• _Task_
Will you write out the data exactly, excluding every picture?

• _Records_
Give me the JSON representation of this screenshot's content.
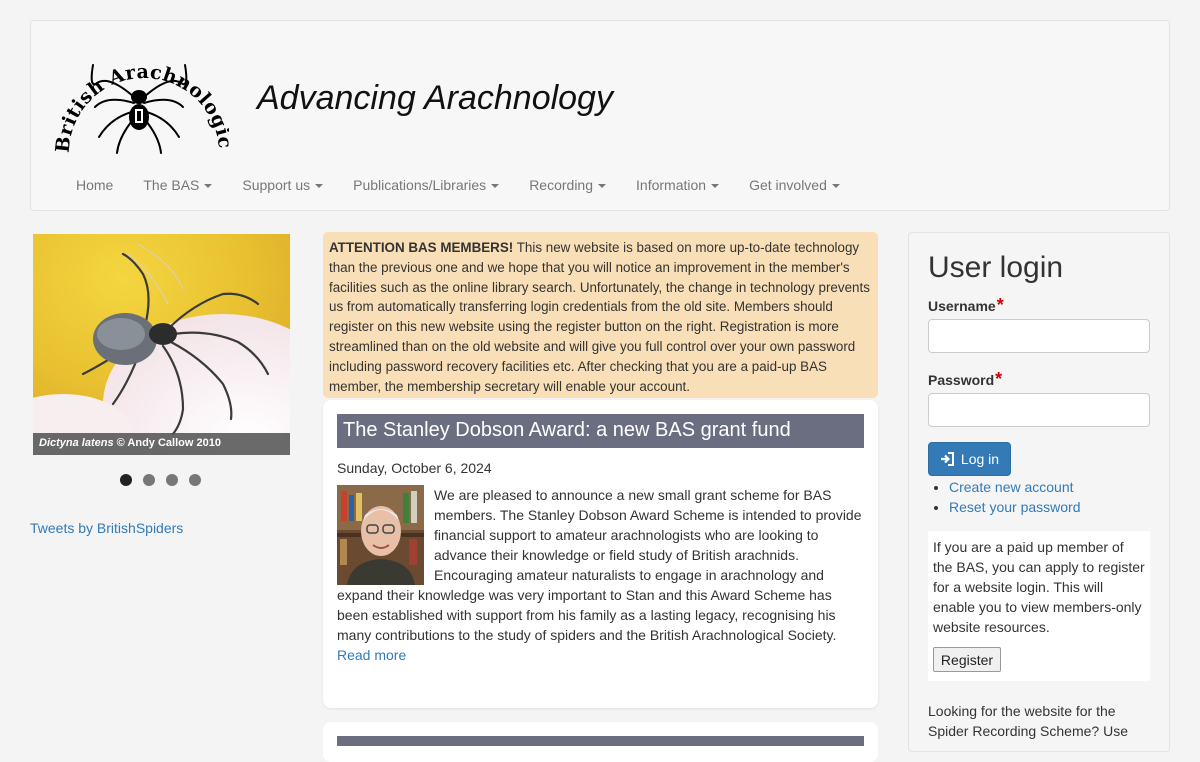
{
  "header": {
    "logo_text": "British Arachnological Society",
    "tagline": "Advancing Arachnology"
  },
  "nav": [
    {
      "label": "Home",
      "dropdown": false
    },
    {
      "label": "The BAS",
      "dropdown": true
    },
    {
      "label": "Support us",
      "dropdown": true
    },
    {
      "label": "Publications/Libraries",
      "dropdown": true
    },
    {
      "label": "Recording",
      "dropdown": true
    },
    {
      "label": "Information",
      "dropdown": true
    },
    {
      "label": "Get involved",
      "dropdown": true
    }
  ],
  "slideshow": {
    "caption_species": "Dictyna latens",
    "caption_credit": " © Andy Callow 2010",
    "dots": 4,
    "active_index": 0
  },
  "tweets_link": "Tweets by BritishSpiders",
  "notice": {
    "heading": "ATTENTION BAS MEMBERS!",
    "text": " This new website is based on more up-to-date technology than the previous one and we hope that you will notice an improvement in the member's facilities such as the online library search. Unfortunately, the change in technology prevents us from automatically transferring login credentials from the old site. Members should register on this new website using the register button on the right. Registration is more streamlined than on the old website and will give you full control over your own password including password recovery facilities etc. After checking that you are a paid-up BAS member, the membership secretary will enable your account."
  },
  "article": {
    "title": "The Stanley Dobson Award: a new BAS grant fund",
    "date": "Sunday, October 6, 2024",
    "body": "We are pleased to announce a new small grant scheme for BAS members. The Stanley Dobson Award Scheme is intended to provide financial support to amateur arachnologists who are looking to advance their knowledge or field study of British arachnids. Encouraging amateur naturalists to engage in arachnology and expand their knowledge was very important to Stan and this Award Scheme has been established with support from his family as a lasting legacy, recognising his many contributions to the study of spiders and the British Arachnological Society.",
    "read_more": "Read more"
  },
  "login": {
    "title": "User login",
    "username_label": "Username",
    "password_label": "Password",
    "required_mark": "*",
    "login_button": "Log in",
    "links": [
      "Create new account",
      "Reset your password"
    ],
    "register_text": "If you are a paid up member of the BAS, you can apply to register for a website login. This will enable you to view members-only website resources.",
    "register_button": "Register",
    "srs_text": "Looking for the website for the Spider Recording Scheme? Use"
  }
}
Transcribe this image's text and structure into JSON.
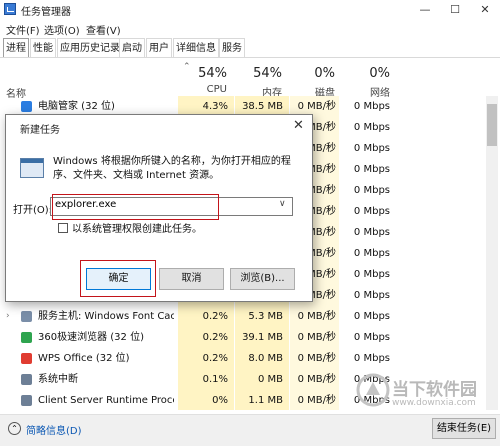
{
  "window": {
    "title": "任务管理器",
    "controls": {
      "minimize": "—",
      "maximize": "☐",
      "close": "✕"
    }
  },
  "menu": [
    "文件(F)",
    "选项(O)",
    "查看(V)"
  ],
  "tabs": [
    "进程",
    "性能",
    "应用历史记录",
    "启动",
    "用户",
    "详细信息",
    "服务"
  ],
  "columns": {
    "name": "名称",
    "cpu": {
      "pct": "54%",
      "label": "CPU"
    },
    "memory": {
      "pct": "54%",
      "label": "内存"
    },
    "disk": {
      "pct": "0%",
      "label": "磁盘"
    },
    "network": {
      "pct": "0%",
      "label": "网络"
    }
  },
  "processes": [
    {
      "name": "电脑管家 (32 位)",
      "cpu": "4.3%",
      "memory": "38.5 MB",
      "disk": "0 MB/秒",
      "network": "0 Mbps",
      "icon": "shield-icon",
      "icon_color": "#2b7de1",
      "expandable": false
    },
    {
      "name": "",
      "cpu": "",
      "memory": "",
      "disk": "0 MB/秒",
      "network": "0 Mbps",
      "icon": "",
      "expandable": false
    },
    {
      "name": "",
      "cpu": "",
      "memory": "",
      "disk": "0 MB/秒",
      "network": "0 Mbps",
      "icon": "",
      "expandable": false
    },
    {
      "name": "",
      "cpu": "",
      "memory": "",
      "disk": "0 MB/秒",
      "network": "0 Mbps",
      "icon": "",
      "expandable": false
    },
    {
      "name": "",
      "cpu": "",
      "memory": "",
      "disk": "0 MB/秒",
      "network": "0 Mbps",
      "icon": "",
      "expandable": false
    },
    {
      "name": "",
      "cpu": "",
      "memory": "",
      "disk": "0 MB/秒",
      "network": "0 Mbps",
      "icon": "",
      "expandable": false
    },
    {
      "name": "",
      "cpu": "",
      "memory": "",
      "disk": "0 MB/秒",
      "network": "0 Mbps",
      "icon": "",
      "expandable": false
    },
    {
      "name": "",
      "cpu": "",
      "memory": "",
      "disk": "0 MB/秒",
      "network": "0 Mbps",
      "icon": "",
      "expandable": false
    },
    {
      "name": "",
      "cpu": "",
      "memory": "",
      "disk": "0 MB/秒",
      "network": "0 Mbps",
      "icon": "",
      "expandable": false
    },
    {
      "name": "",
      "cpu": "",
      "memory": "",
      "disk": "0 MB/秒",
      "network": "0 Mbps",
      "icon": "",
      "expandable": false
    },
    {
      "name": "服务主机: Windows Font Cac...",
      "cpu": "0.2%",
      "memory": "5.3 MB",
      "disk": "0 MB/秒",
      "network": "0 Mbps",
      "icon": "gear-icon",
      "icon_color": "#7a8ea8",
      "expandable": true
    },
    {
      "name": "360极速浏览器 (32 位)",
      "cpu": "0.2%",
      "memory": "39.1 MB",
      "disk": "0 MB/秒",
      "network": "0 Mbps",
      "icon": "browser-icon",
      "icon_color": "#2ea44f",
      "expandable": false
    },
    {
      "name": "WPS Office (32 位)",
      "cpu": "0.2%",
      "memory": "8.0 MB",
      "disk": "0 MB/秒",
      "network": "0 Mbps",
      "icon": "wps-icon",
      "icon_color": "#e03c31",
      "expandable": false
    },
    {
      "name": "系统中断",
      "cpu": "0.1%",
      "memory": "0 MB",
      "disk": "0 MB/秒",
      "network": "0 Mbps",
      "icon": "system-icon",
      "icon_color": "#6d7f96",
      "expandable": false
    },
    {
      "name": "Client Server Runtime Process",
      "cpu": "0%",
      "memory": "1.1 MB",
      "disk": "0 MB/秒",
      "network": "0 Mbps",
      "icon": "system-icon",
      "icon_color": "#6d7f96",
      "expandable": false
    }
  ],
  "footer": {
    "less_details": "简略信息(D)",
    "end_task": "结束任务(E)"
  },
  "dialog": {
    "title": "新建任务",
    "close": "✕",
    "description": "Windows 将根据你所键入的名称，为你打开相应的程序、文件夹、文档或 Internet 资源。",
    "open_label": "打开(O):",
    "open_value": "explorer.exe",
    "admin_label": "以系统管理权限创建此任务。",
    "ok": "确定",
    "cancel": "取消",
    "browse": "浏览(B)..."
  },
  "watermark": {
    "text": "当下软件园",
    "url": "www.downxia.com"
  },
  "colors": {
    "highlight_box": "#c3141a",
    "cpu_band": "#fff4c4",
    "accent": "#0078d7"
  }
}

• _Result for this task_
Give me the JSON representation of this screenshot's content.
{
  "header": {
    "logo_text": "British Arachnological Society",
    "tagline": "Advancing Arachnology"
  },
  "nav": [
    {
      "label": "Home",
      "dropdown": false
    },
    {
      "label": "The BAS",
      "dropdown": true
    },
    {
      "label": "Support us",
      "dropdown": true
    },
    {
      "label": "Publications/Libraries",
      "dropdown": true
    },
    {
      "label": "Recording",
      "dropdown": true
    },
    {
      "label": "Information",
      "dropdown": true
    },
    {
      "label": "Get involved",
      "dropdown": true
    }
  ],
  "slideshow": {
    "caption_species": "Dictyna latens",
    "caption_credit": " © Andy Callow 2010",
    "dots": 4,
    "active_index": 0
  },
  "tweets_link": "Tweets by BritishSpiders",
  "notice": {
    "heading": "ATTENTION BAS MEMBERS!",
    "text": " This new website is based on more up-to-date technology than the previous one and we hope that you will notice an improvement in the member's facilities such as the online library search. Unfortunately, the change in technology prevents us from automatically transferring login credentials from the old site. Members should register on this new website using the register button on the right. Registration is more streamlined than on the old website and will give you full control over your own password including password recovery facilities etc. After checking that you are a paid-up BAS member, the membership secretary will enable your account."
  },
  "article": {
    "title": "The Stanley Dobson Award: a new BAS grant fund",
    "date": "Sunday, October 6, 2024",
    "body": "We are pleased to announce a new small grant scheme for BAS members. The Stanley Dobson Award Scheme is intended to provide financial support to amateur arachnologists who are looking to advance their knowledge or field study of British arachnids. Encouraging amateur naturalists to engage in arachnology and expand their knowledge was very important to Stan and this Award Scheme has been established with support from his family as a lasting legacy, recognising his many contributions to the study of spiders and the British Arachnological Society.",
    "read_more": "Read more"
  },
  "login": {
    "title": "User login",
    "username_label": "Username",
    "password_label": "Password",
    "required_mark": "*",
    "login_button": "Log in",
    "links": [
      "Create new account",
      "Reset your password"
    ],
    "register_text": "If you are a paid up member of the BAS, you can apply to register for a website login. This will enable you to view members-only website resources.",
    "register_button": "Register",
    "srs_text": "Looking for the website for the Spider Recording Scheme? Use"
  }
}
Transcribe this image's text and structure into JSON.
{
  "window": {
    "title": "任务管理器",
    "controls": {
      "minimize": "—",
      "maximize": "☐",
      "close": "✕"
    }
  },
  "menu": [
    "文件(F)",
    "选项(O)",
    "查看(V)"
  ],
  "tabs": [
    "进程",
    "性能",
    "应用历史记录",
    "启动",
    "用户",
    "详细信息",
    "服务"
  ],
  "columns": {
    "name": "名称",
    "cpu": {
      "pct": "54%",
      "label": "CPU"
    },
    "memory": {
      "pct": "54%",
      "label": "内存"
    },
    "disk": {
      "pct": "0%",
      "label": "磁盘"
    },
    "network": {
      "pct": "0%",
      "label": "网络"
    }
  },
  "processes": [
    {
      "name": "电脑管家 (32 位)",
      "cpu": "4.3%",
      "memory": "38.5 MB",
      "disk": "0 MB/秒",
      "network": "0 Mbps",
      "icon": "shield-icon",
      "icon_color": "#2b7de1",
      "expandable": false
    },
    {
      "name": "",
      "cpu": "",
      "memory": "",
      "disk": "0 MB/秒",
      "network": "0 Mbps",
      "icon": "",
      "expandable": false
    },
    {
      "name": "",
      "cpu": "",
      "memory": "",
      "disk": "0 MB/秒",
      "network": "0 Mbps",
      "icon": "",
      "expandable": false
    },
    {
      "name": "",
      "cpu": "",
      "memory": "",
      "disk": "0 MB/秒",
      "network": "0 Mbps",
      "icon": "",
      "expandable": false
    },
    {
      "name": "",
      "cpu": "",
      "memory": "",
      "disk": "0 MB/秒",
      "network": "0 Mbps",
      "icon": "",
      "expandable": false
    },
    {
      "name": "",
      "cpu": "",
      "memory": "",
      "disk": "0 MB/秒",
      "network": "0 Mbps",
      "icon": "",
      "expandable": false
    },
    {
      "name": "",
      "cpu": "",
      "memory": "",
      "disk": "0 MB/秒",
      "network": "0 Mbps",
      "icon": "",
      "expandable": false
    },
    {
      "name": "",
      "cpu": "",
      "memory": "",
      "disk": "0 MB/秒",
      "network": "0 Mbps",
      "icon": "",
      "expandable": false
    },
    {
      "name": "",
      "cpu": "",
      "memory": "",
      "disk": "0 MB/秒",
      "network": "0 Mbps",
      "icon": "",
      "expandable": false
    },
    {
      "name": "",
      "cpu": "",
      "memory": "",
      "disk": "0 MB/秒",
      "network": "0 Mbps",
      "icon": "",
      "expandable": false
    },
    {
      "name": "服务主机: Windows Font Cac...",
      "cpu": "0.2%",
      "memory": "5.3 MB",
      "disk": "0 MB/秒",
      "network": "0 Mbps",
      "icon": "gear-icon",
      "icon_color": "#7a8ea8",
      "expandable": true
    },
    {
      "name": "360极速浏览器 (32 位)",
      "cpu": "0.2%",
      "memory": "39.1 MB",
      "disk": "0 MB/秒",
      "network": "0 Mbps",
      "icon": "browser-icon",
      "icon_color": "#2ea44f",
      "expandable": false
    },
    {
      "name": "WPS Office (32 位)",
      "cpu": "0.2%",
      "memory": "8.0 MB",
      "disk": "0 MB/秒",
      "network": "0 Mbps",
      "icon": "wps-icon",
      "icon_color": "#e03c31",
      "expandable": false
    },
    {
      "name": "系统中断",
      "cpu": "0.1%",
      "memory": "0 MB",
      "disk": "0 MB/秒",
      "network": "0 Mbps",
      "icon": "system-icon",
      "icon_color": "#6d7f96",
      "expandable": false
    },
    {
      "name": "Client Server Runtime Process",
      "cpu": "0%",
      "memory": "1.1 MB",
      "disk": "0 MB/秒",
      "network": "0 Mbps",
      "icon": "system-icon",
      "icon_color": "#6d7f96",
      "expandable": false
    }
  ],
  "footer": {
    "less_details": "简略信息(D)",
    "end_task": "结束任务(E)"
  },
  "dialog": {
    "title": "新建任务",
    "close": "✕",
    "description": "Windows 将根据你所键入的名称，为你打开相应的程序、文件夹、文档或 Internet 资源。",
    "open_label": "打开(O):",
    "open_value": "explorer.exe",
    "admin_label": "以系统管理权限创建此任务。",
    "ok": "确定",
    "cancel": "取消",
    "browse": "浏览(B)..."
  },
  "watermark": {
    "text": "当下软件园",
    "url": "www.downxia.com"
  },
  "colors": {
    "highlight_box": "#c3141a",
    "cpu_band": "#fff4c4",
    "accent": "#0078d7"
  }
}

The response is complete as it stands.